-- begin --

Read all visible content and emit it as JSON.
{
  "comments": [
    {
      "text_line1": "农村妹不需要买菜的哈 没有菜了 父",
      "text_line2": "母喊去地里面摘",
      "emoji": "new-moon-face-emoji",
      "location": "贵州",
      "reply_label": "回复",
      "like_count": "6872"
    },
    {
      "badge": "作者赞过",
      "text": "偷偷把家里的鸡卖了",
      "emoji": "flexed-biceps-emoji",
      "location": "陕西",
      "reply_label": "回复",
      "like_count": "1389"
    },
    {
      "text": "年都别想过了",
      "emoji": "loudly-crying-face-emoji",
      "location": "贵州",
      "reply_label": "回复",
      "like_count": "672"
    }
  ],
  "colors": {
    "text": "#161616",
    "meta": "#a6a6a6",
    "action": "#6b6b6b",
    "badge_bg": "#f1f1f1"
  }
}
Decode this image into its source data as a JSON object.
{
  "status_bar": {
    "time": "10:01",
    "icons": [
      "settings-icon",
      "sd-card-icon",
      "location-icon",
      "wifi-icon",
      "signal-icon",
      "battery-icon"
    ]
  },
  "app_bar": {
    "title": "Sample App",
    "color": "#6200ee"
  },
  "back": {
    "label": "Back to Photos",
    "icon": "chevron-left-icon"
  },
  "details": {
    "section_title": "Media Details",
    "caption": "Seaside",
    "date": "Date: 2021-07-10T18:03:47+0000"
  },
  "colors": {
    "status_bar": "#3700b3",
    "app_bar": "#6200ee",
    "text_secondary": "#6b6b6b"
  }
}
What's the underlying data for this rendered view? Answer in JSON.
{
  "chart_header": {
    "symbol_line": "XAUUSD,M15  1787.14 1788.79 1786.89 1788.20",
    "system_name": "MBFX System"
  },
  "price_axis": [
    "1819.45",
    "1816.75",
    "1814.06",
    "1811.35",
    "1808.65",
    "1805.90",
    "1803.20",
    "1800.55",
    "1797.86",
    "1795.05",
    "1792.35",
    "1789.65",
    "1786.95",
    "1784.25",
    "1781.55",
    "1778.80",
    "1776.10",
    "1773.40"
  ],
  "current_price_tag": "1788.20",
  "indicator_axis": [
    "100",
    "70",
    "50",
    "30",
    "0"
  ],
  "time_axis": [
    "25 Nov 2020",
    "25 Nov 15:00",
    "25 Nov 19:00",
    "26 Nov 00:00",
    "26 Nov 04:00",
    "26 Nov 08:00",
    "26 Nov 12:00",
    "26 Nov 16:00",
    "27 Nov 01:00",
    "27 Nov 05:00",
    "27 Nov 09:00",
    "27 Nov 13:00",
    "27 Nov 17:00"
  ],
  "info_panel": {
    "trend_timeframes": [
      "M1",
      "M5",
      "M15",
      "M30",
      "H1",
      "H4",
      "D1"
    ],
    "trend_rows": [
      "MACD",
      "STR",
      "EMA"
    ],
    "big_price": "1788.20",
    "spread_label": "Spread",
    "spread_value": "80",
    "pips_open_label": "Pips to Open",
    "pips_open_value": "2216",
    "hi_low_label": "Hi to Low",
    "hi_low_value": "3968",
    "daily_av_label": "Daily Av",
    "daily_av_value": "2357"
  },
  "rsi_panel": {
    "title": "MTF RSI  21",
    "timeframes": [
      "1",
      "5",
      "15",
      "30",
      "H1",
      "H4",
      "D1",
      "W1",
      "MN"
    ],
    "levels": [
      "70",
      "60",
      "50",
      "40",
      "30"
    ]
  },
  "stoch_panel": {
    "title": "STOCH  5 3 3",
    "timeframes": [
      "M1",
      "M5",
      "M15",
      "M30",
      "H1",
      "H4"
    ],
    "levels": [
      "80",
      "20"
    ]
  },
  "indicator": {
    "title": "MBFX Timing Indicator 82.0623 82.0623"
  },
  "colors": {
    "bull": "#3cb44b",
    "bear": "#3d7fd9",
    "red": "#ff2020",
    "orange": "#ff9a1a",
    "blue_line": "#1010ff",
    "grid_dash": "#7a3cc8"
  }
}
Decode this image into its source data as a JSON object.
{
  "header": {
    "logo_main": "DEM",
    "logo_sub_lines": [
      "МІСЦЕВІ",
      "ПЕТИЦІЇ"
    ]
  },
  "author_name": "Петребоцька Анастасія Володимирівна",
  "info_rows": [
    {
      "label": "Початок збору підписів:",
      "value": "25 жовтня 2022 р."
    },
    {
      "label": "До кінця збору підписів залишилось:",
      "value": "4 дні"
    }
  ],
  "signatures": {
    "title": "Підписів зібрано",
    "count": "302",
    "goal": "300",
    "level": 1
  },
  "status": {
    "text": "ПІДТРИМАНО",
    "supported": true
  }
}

-- end --

■ **Stated exercise**
Extract all of the data shown above and repeat it verbatim.

■ **Complete output**
Read all visible content and emit it as JSON.
{
  "comments": [
    {
      "text_line1": "农村妹不需要买菜的哈 没有菜了 父",
      "text_line2": "母喊去地里面摘",
      "emoji": "new-moon-face-emoji",
      "location": "贵州",
      "reply_label": "回复",
      "like_count": "6872"
    },
    {
      "badge": "作者赞过",
      "text": "偷偷把家里的鸡卖了",
      "emoji": "flexed-biceps-emoji",
      "location": "陕西",
      "reply_label": "回复",
      "like_count": "1389"
    },
    {
      "text": "年都别想过了",
      "emoji": "loudly-crying-face-emoji",
      "location": "贵州",
      "reply_label": "回复",
      "like_count": "672"
    }
  ],
  "colors": {
    "text": "#161616",
    "meta": "#a6a6a6",
    "action": "#6b6b6b",
    "badge_bg": "#f1f1f1"
  }
}
Decode this image into its source data as a JSON object.
{
  "status_bar": {
    "time": "10:01",
    "icons": [
      "settings-icon",
      "sd-card-icon",
      "location-icon",
      "wifi-icon",
      "signal-icon",
      "battery-icon"
    ]
  },
  "app_bar": {
    "title": "Sample App",
    "color": "#6200ee"
  },
  "back": {
    "label": "Back to Photos",
    "icon": "chevron-left-icon"
  },
  "details": {
    "section_title": "Media Details",
    "caption": "Seaside",
    "date": "Date: 2021-07-10T18:03:47+0000"
  },
  "colors": {
    "status_bar": "#3700b3",
    "app_bar": "#6200ee",
    "text_secondary": "#6b6b6b"
  }
}
What's the underlying data for this rendered view? Answer in JSON.
{
  "chart_header": {
    "symbol_line": "XAUUSD,M15  1787.14 1788.79 1786.89 1788.20",
    "system_name": "MBFX System"
  },
  "price_axis": [
    "1819.45",
    "1816.75",
    "1814.06",
    "1811.35",
    "1808.65",
    "1805.90",
    "1803.20",
    "1800.55",
    "1797.86",
    "1795.05",
    "1792.35",
    "1789.65",
    "1786.95",
    "1784.25",
    "1781.55",
    "1778.80",
    "1776.10",
    "1773.40"
  ],
  "current_price_tag": "1788.20",
  "indicator_axis": [
    "100",
    "70",
    "50",
    "30",
    "0"
  ],
  "time_axis": [
    "25 Nov 2020",
    "25 Nov 15:00",
    "25 Nov 19:00",
    "26 Nov 00:00",
    "26 Nov 04:00",
    "26 Nov 08:00",
    "26 Nov 12:00",
    "26 Nov 16:00",
    "27 Nov 01:00",
    "27 Nov 05:00",
    "27 Nov 09:00",
    "27 Nov 13:00",
    "27 Nov 17:00"
  ],
  "info_panel": {
    "trend_timeframes": [
      "M1",
      "M5",
      "M15",
      "M30",
      "H1",
      "H4",
      "D1"
    ],
    "trend_rows": [
      "MACD",
      "STR",
      "EMA"
    ],
    "big_price": "1788.20",
    "spread_label": "Spread",
    "spread_value": "80",
    "pips_open_label": "Pips to Open",
    "pips_open_value": "2216",
    "hi_low_label": "Hi to Low",
    "hi_low_value": "3968",
    "daily_av_label": "Daily Av",
    "daily_av_value": "2357"
  },
  "rsi_panel": {
    "title": "MTF RSI  21",
    "timeframes": [
      "1",
      "5",
      "15",
      "30",
      "H1",
      "H4",
      "D1",
      "W1",
      "MN"
    ],
    "levels": [
      "70",
      "60",
      "50",
      "40",
      "30"
    ]
  },
  "stoch_panel": {
    "title": "STOCH  5 3 3",
    "timeframes": [
      "M1",
      "M5",
      "M15",
      "M30",
      "H1",
      "H4"
    ],
    "levels": [
      "80",
      "20"
    ]
  },
  "indicator": {
    "title": "MBFX Timing Indicator 82.0623 82.0623"
  },
  "colors": {
    "bull": "#3cb44b",
    "bear": "#3d7fd9",
    "red": "#ff2020",
    "orange": "#ff9a1a",
    "blue_line": "#1010ff",
    "grid_dash": "#7a3cc8"
  }
}
Decode this image into its source data as a JSON object.
{
  "header": {
    "logo_main": "DEM",
    "logo_sub_lines": [
      "МІСЦЕВІ",
      "ПЕТИЦІЇ"
    ]
  },
  "author_name": "Петребоцька Анастасія Володимирівна",
  "info_rows": [
    {
      "label": "Початок збору підписів:",
      "value": "25 жовтня 2022 р."
    },
    {
      "label": "До кінця збору підписів залишилось:",
      "value": "4 дні"
    }
  ],
  "signatures": {
    "title": "Підписів зібрано",
    "count": "302",
    "goal": "300",
    "level": 1
  },
  "status": {
    "text": "ПІДТРИМАНО",
    "supported": true
  }
}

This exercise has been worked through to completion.